WORK TO BE COMPLETED: Return all lines from the listing below in which the string "rustic" occurs.

##### MATERIAL PROVIDED #####

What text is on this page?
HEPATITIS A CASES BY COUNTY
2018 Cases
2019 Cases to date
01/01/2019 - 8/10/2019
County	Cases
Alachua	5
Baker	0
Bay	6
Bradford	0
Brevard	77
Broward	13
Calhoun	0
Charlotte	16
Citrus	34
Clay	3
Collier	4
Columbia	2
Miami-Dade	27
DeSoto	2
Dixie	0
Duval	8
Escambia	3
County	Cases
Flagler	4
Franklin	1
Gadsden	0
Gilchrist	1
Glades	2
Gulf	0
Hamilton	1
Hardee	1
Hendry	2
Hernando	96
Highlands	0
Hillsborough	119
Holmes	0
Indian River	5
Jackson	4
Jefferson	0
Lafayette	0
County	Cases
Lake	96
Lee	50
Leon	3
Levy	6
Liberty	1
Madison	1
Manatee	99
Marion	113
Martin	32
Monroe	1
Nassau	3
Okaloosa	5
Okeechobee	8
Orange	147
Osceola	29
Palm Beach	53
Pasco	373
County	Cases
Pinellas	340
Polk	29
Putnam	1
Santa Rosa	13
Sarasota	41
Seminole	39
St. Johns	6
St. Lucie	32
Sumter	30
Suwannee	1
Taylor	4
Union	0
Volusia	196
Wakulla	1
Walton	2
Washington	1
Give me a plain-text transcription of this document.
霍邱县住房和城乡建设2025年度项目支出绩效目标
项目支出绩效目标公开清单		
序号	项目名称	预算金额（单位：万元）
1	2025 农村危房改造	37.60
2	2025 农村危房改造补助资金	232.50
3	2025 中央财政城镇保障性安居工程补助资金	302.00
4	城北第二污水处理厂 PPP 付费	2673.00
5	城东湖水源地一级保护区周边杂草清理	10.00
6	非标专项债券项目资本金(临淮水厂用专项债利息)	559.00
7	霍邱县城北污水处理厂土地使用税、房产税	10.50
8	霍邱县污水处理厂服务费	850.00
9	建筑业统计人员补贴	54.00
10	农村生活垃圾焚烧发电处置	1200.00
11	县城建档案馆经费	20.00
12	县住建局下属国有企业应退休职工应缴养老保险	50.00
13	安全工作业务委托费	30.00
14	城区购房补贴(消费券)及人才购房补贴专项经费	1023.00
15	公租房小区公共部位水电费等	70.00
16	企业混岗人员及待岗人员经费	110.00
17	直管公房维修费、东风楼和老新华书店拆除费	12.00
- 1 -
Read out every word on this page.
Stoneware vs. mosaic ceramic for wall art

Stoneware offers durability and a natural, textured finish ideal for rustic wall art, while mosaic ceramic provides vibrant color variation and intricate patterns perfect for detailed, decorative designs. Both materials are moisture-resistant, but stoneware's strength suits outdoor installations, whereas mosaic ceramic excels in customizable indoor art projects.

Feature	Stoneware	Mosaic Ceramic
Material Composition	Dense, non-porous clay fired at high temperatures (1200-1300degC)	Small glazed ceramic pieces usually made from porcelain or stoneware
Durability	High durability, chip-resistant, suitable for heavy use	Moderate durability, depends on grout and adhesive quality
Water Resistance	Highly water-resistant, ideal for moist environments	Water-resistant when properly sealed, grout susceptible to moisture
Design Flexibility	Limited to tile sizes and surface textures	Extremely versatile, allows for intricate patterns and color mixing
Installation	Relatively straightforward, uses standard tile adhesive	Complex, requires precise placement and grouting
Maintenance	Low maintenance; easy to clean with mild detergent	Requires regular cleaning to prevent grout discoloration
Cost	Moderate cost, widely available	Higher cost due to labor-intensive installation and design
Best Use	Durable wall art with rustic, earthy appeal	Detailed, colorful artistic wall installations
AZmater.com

#####

SOLUTION FOR THIS TASK:
Stoneware offers durability and a natural, textured finish ideal for rustic wall art, while mosaic ceramic provides vibrant color variation and intricate patterns perfect for detailed, decorative designs. Both materials are moisture-resistant, but stoneware's strength suits outdoor installations, whereas mosaic ceramic excels in customizable indoor art projects.
Best Use	Durable wall art with rustic, earthy appeal	Detailed, colorful artistic wall installations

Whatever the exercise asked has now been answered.